[Start of EXERCISE INPUTS]

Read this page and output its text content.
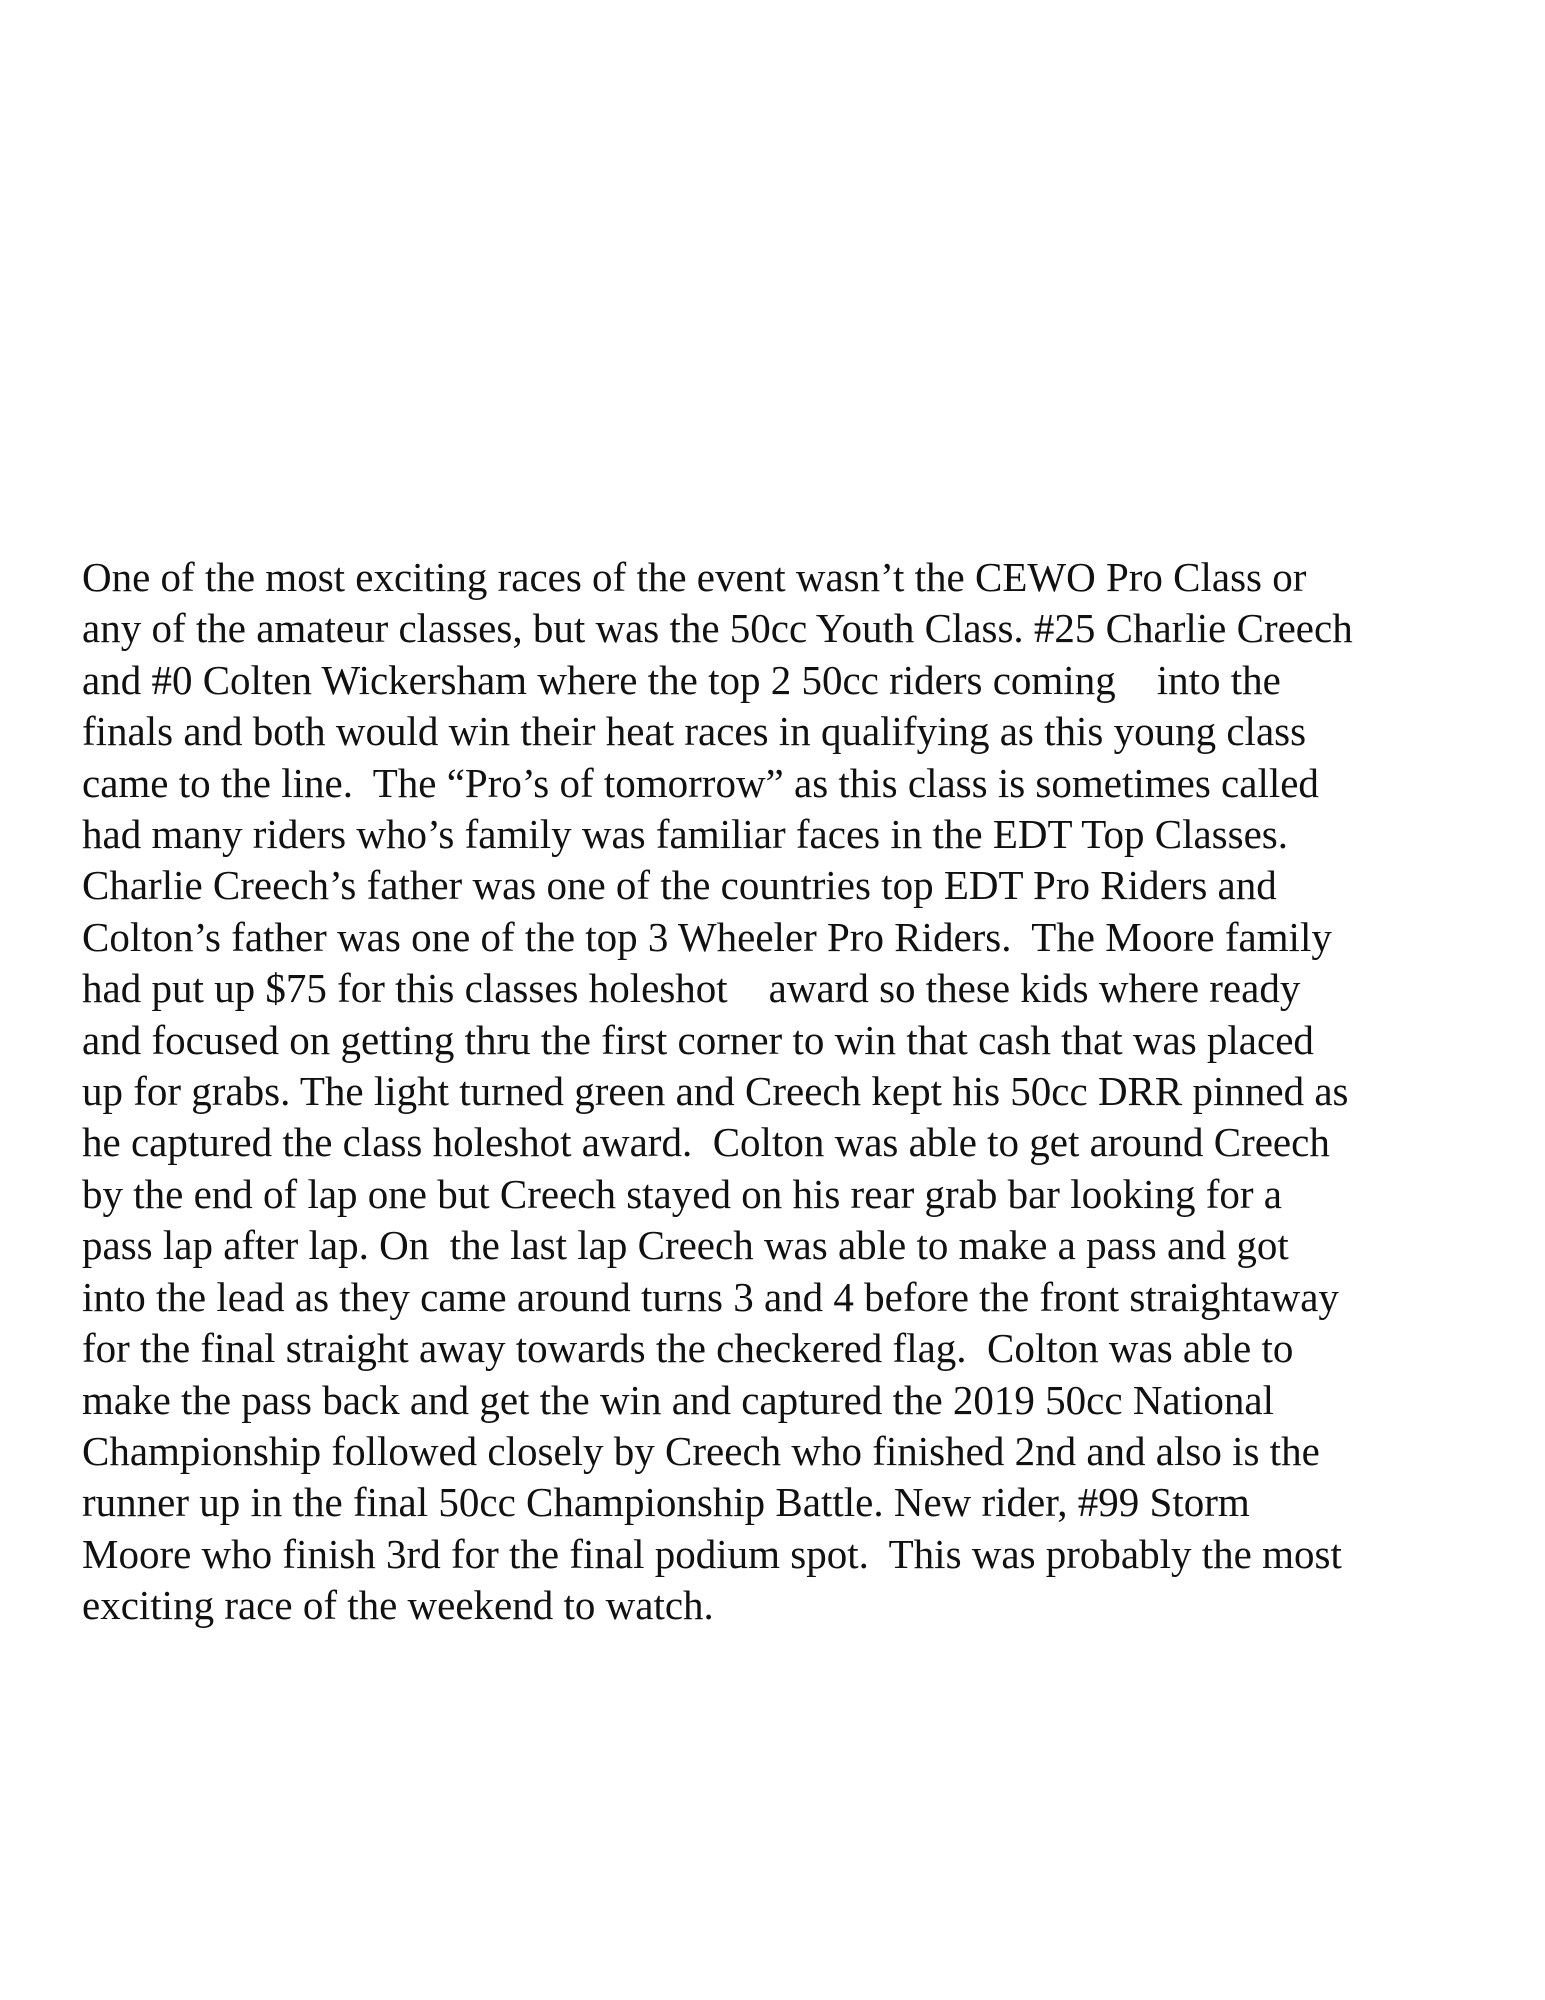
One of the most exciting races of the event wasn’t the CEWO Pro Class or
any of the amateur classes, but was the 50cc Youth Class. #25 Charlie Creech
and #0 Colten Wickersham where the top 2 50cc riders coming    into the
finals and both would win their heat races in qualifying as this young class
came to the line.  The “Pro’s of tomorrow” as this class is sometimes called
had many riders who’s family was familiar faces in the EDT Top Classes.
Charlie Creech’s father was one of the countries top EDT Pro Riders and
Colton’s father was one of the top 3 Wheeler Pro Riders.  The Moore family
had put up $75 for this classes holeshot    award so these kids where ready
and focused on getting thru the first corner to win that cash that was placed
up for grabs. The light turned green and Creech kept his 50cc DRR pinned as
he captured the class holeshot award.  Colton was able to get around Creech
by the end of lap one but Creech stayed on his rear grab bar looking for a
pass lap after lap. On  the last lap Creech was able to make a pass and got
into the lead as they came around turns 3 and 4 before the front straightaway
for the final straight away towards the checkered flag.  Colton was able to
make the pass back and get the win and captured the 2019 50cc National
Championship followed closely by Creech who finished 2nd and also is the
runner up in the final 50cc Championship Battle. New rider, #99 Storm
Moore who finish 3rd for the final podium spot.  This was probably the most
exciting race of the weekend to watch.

[End of EXERCISE INPUTS]

# WORK TO BE COMPLETED
Repeat each line of the records above exactly, but do not copy the pictures.

# WRITTEN RESPONSE
Read this page and output its text content.
One of the most exciting races of the event wasn’t the CEWO Pro Class or
any of the amateur classes, but was the 50cc Youth Class. #25 Charlie Creech
and #0 Colten Wickersham where the top 2 50cc riders coming    into the
finals and both would win their heat races in qualifying as this young class
came to the line.  The “Pro’s of tomorrow” as this class is sometimes called
had many riders who’s family was familiar faces in the EDT Top Classes.
Charlie Creech’s father was one of the countries top EDT Pro Riders and
Colton’s father was one of the top 3 Wheeler Pro Riders.  The Moore family
had put up $75 for this classes holeshot    award so these kids where ready
and focused on getting thru the first corner to win that cash that was placed
up for grabs. The light turned green and Creech kept his 50cc DRR pinned as
he captured the class holeshot award.  Colton was able to get around Creech
by the end of lap one but Creech stayed on his rear grab bar looking for a
pass lap after lap. On  the last lap Creech was able to make a pass and got
into the lead as they came around turns 3 and 4 before the front straightaway
for the final straight away towards the checkered flag.  Colton was able to
make the pass back and get the win and captured the 2019 50cc National
Championship followed closely by Creech who finished 2nd and also is the
runner up in the final 50cc Championship Battle. New rider, #99 Storm
Moore who finish 3rd for the final podium spot.  This was probably the most
exciting race of the weekend to watch.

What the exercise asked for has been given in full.